Collected data ▸
<<<<

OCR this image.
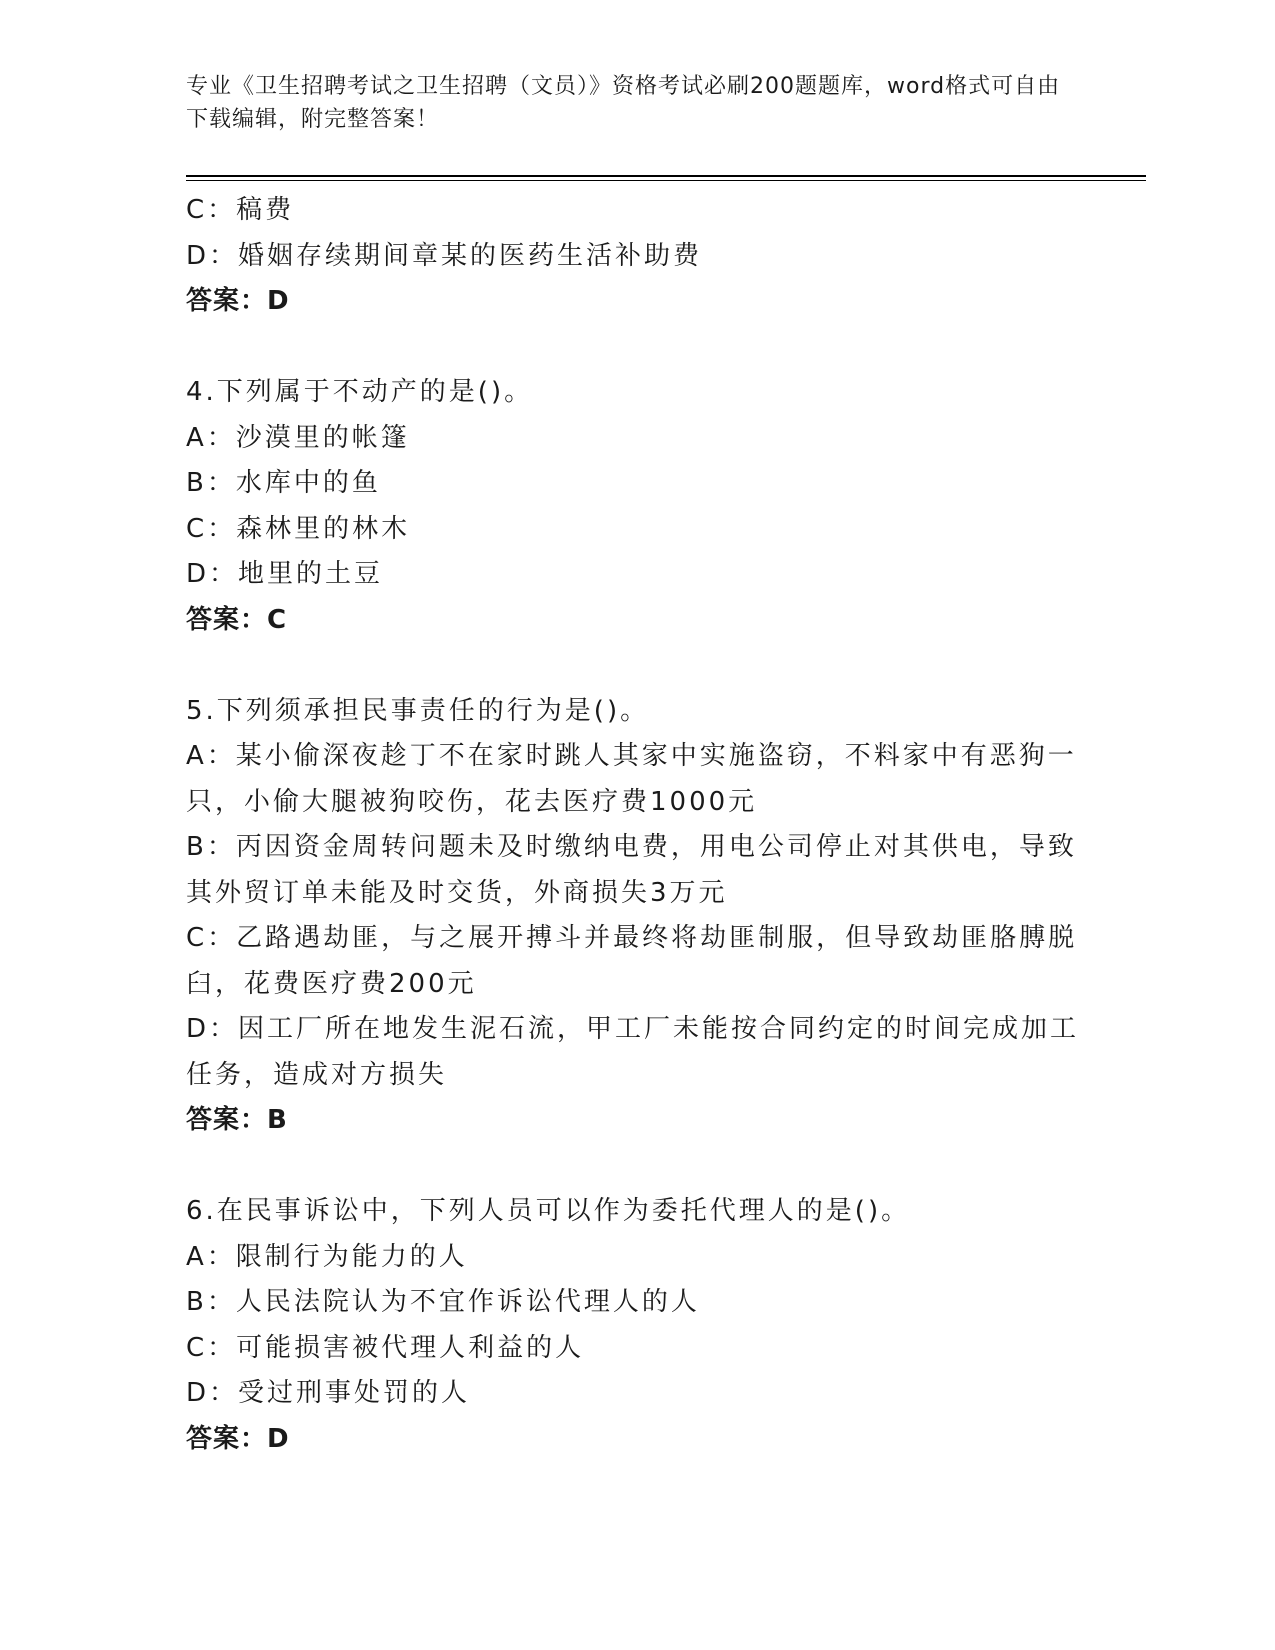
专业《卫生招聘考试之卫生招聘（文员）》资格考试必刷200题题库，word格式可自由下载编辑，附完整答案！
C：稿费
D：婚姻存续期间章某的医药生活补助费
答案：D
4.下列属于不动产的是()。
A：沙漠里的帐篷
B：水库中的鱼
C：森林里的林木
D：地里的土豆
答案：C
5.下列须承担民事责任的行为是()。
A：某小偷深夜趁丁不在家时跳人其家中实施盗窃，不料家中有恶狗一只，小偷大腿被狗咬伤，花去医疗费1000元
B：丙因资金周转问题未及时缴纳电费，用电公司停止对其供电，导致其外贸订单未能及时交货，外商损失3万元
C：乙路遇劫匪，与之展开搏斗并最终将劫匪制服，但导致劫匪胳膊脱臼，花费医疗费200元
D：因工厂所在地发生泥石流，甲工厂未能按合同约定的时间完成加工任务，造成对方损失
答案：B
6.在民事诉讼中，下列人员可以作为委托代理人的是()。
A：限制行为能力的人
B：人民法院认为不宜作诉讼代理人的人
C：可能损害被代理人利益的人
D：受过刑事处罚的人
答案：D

>>>>

Given instruction ▸ Leaving all pictures aside, quote each record exactly.

Complete answer ▸
OCR this image.
专业《卫生招聘考试之卫生招聘（文员）》资格考试必刷200题题库，word格式可自由下载编辑，附完整答案！
C：稿费
D：婚姻存续期间章某的医药生活补助费
答案：D
4.下列属于不动产的是()。
A：沙漠里的帐篷
B：水库中的鱼
C：森林里的林木
D：地里的土豆
答案：C
5.下列须承担民事责任的行为是()。
A：某小偷深夜趁丁不在家时跳人其家中实施盗窃，不料家中有恶狗一只，小偷大腿被狗咬伤，花去医疗费1000元
B：丙因资金周转问题未及时缴纳电费，用电公司停止对其供电，导致其外贸订单未能及时交货，外商损失3万元
C：乙路遇劫匪，与之展开搏斗并最终将劫匪制服，但导致劫匪胳膊脱臼，花费医疗费200元
D：因工厂所在地发生泥石流，甲工厂未能按合同约定的时间完成加工任务，造成对方损失
答案：B
6.在民事诉讼中，下列人员可以作为委托代理人的是()。
A：限制行为能力的人
B：人民法院认为不宜作诉讼代理人的人
C：可能损害被代理人利益的人
D：受过刑事处罚的人
答案：D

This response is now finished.